Check each line of the material below, and copy it if it holds the string "name".

(Entries with figure data)
[start]
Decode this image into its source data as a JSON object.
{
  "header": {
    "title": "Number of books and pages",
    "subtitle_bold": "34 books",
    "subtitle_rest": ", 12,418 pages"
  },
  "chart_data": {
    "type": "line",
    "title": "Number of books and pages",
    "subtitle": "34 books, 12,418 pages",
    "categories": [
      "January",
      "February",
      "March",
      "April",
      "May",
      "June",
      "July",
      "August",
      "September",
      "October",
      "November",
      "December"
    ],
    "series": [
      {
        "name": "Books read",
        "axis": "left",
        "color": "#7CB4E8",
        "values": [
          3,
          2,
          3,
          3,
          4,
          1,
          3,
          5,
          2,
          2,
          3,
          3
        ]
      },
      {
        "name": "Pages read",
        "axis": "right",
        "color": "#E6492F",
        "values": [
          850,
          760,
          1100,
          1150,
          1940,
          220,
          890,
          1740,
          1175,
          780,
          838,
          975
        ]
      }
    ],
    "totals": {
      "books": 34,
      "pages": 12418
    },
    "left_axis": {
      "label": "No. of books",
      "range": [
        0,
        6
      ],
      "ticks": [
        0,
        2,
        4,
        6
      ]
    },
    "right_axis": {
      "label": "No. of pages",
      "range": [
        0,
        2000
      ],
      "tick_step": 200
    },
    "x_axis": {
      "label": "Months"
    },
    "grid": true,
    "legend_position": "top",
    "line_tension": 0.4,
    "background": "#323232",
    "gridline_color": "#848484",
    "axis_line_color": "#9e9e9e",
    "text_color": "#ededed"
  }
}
[end]
[start]
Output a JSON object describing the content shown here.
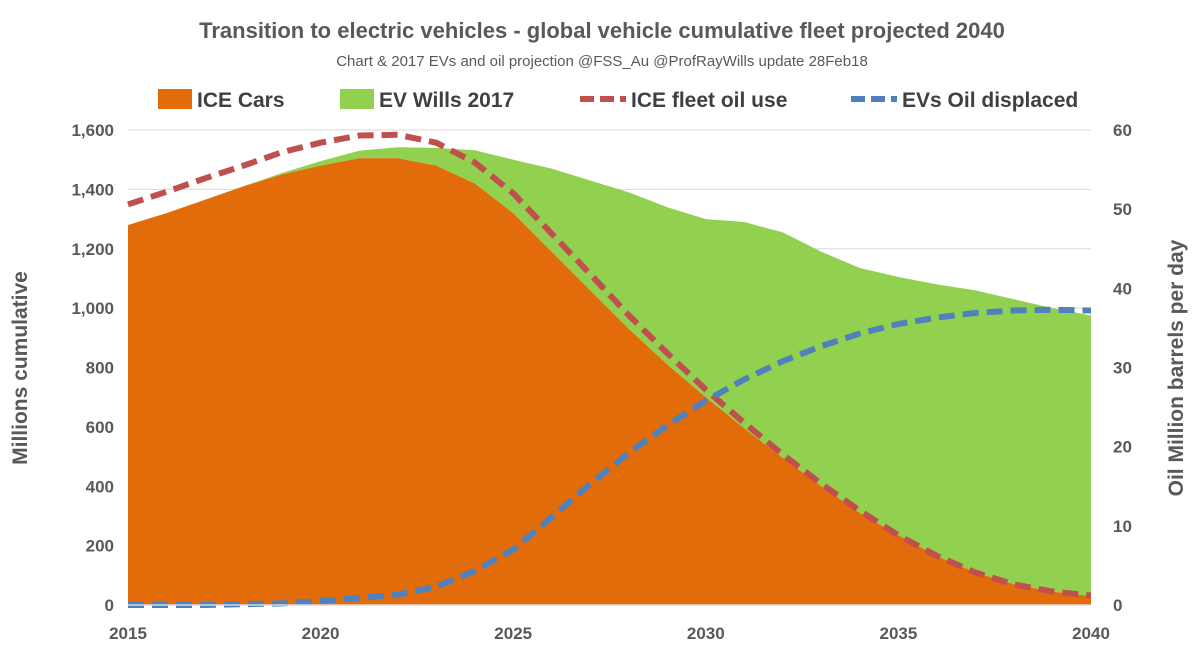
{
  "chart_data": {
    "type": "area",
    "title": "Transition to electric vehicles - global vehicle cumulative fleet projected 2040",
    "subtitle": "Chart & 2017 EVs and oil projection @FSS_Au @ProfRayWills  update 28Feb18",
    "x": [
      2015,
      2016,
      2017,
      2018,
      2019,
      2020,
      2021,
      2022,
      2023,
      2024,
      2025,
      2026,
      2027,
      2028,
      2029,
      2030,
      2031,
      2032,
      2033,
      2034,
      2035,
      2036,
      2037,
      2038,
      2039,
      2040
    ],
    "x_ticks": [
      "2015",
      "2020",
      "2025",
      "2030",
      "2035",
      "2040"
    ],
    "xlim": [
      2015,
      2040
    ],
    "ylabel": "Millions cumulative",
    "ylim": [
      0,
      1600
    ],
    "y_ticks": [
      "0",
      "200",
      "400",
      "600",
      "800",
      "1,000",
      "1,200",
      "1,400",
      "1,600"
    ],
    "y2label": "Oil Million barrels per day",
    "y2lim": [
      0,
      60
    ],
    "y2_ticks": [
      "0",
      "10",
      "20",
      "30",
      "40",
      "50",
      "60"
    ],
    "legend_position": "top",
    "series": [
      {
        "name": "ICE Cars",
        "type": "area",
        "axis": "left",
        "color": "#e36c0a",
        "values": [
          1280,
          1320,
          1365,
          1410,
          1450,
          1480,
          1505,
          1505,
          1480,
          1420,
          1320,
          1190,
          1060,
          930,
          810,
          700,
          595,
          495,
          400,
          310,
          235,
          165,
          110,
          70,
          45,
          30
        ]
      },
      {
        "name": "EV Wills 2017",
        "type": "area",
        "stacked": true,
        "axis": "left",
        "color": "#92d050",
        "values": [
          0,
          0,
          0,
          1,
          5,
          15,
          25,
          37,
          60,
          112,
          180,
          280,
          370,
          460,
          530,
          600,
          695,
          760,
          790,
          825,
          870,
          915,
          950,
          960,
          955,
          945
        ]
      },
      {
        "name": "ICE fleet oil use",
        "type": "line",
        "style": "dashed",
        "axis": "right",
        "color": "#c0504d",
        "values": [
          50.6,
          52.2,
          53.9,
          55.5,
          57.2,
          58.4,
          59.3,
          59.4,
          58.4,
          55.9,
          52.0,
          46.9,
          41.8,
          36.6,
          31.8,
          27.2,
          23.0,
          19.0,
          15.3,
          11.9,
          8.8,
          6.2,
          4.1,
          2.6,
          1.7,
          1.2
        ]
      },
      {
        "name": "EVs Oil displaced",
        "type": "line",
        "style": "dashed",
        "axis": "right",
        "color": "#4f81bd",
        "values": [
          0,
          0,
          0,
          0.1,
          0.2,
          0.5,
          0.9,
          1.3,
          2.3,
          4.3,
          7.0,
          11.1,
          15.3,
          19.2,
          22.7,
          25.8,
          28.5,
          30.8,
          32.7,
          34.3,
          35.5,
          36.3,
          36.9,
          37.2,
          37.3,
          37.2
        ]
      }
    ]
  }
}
[end]
[start]
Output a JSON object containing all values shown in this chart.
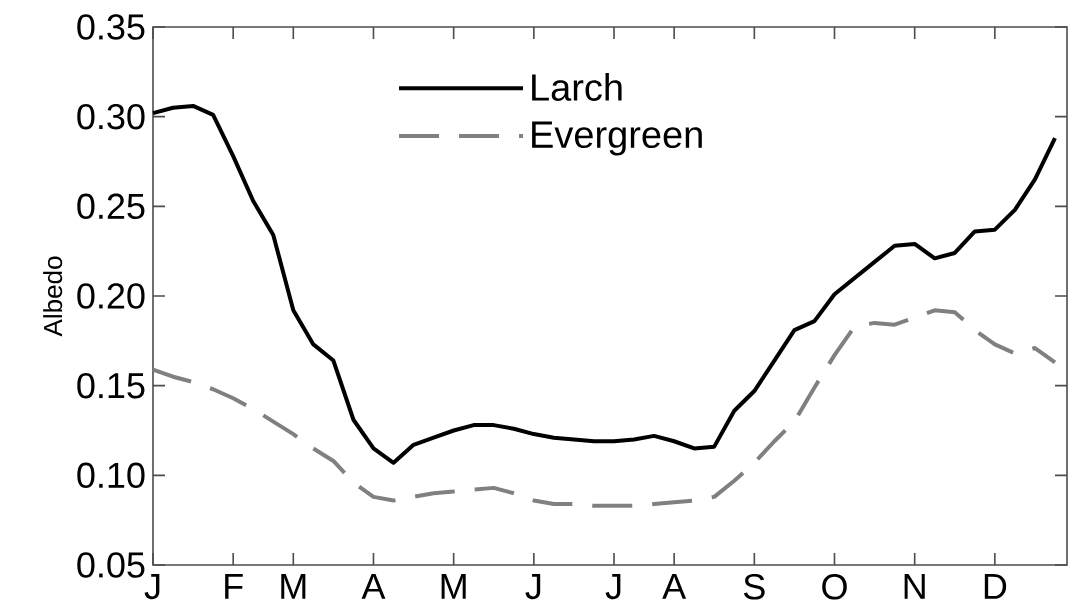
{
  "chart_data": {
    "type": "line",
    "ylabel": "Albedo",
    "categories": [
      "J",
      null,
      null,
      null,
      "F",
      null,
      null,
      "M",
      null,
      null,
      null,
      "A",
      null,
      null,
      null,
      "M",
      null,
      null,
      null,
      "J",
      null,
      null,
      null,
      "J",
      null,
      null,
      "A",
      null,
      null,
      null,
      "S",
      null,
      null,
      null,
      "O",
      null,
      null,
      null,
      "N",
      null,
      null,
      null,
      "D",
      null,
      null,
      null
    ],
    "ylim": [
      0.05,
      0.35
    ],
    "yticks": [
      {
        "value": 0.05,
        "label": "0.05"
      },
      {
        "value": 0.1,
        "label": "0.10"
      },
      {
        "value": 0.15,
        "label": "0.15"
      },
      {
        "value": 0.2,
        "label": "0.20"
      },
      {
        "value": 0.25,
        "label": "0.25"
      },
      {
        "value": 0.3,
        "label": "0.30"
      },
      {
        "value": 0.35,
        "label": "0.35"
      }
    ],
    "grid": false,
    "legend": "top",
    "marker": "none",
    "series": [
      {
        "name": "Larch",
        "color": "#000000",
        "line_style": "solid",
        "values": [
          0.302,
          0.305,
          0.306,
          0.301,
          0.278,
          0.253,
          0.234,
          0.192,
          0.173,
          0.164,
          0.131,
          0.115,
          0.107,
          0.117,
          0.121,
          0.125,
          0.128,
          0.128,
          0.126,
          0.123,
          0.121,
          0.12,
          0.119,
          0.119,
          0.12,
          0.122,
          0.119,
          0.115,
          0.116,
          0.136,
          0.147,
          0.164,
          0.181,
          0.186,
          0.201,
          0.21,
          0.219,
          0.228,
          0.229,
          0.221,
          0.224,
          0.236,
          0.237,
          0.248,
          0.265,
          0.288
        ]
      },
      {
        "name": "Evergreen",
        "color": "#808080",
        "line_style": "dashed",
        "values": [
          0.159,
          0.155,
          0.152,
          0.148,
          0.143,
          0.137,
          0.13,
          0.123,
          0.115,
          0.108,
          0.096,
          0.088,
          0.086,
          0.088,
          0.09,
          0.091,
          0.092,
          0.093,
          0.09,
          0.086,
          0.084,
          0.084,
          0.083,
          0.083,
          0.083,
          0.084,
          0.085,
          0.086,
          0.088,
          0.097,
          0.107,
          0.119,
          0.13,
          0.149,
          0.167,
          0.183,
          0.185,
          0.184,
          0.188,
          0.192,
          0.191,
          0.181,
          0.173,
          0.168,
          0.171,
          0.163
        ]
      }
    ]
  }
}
[end]
_ANSWER IN FULL:_
        "name": "Books read",
        "name": "Pages read",
        "name": "ICE Cars",
        "name": "EV Wills 2017",
        "name": "ICE fleet oil use",
        "name": "EVs Oil displaced",
        "name": "Larch",
        "name": "Evergreen",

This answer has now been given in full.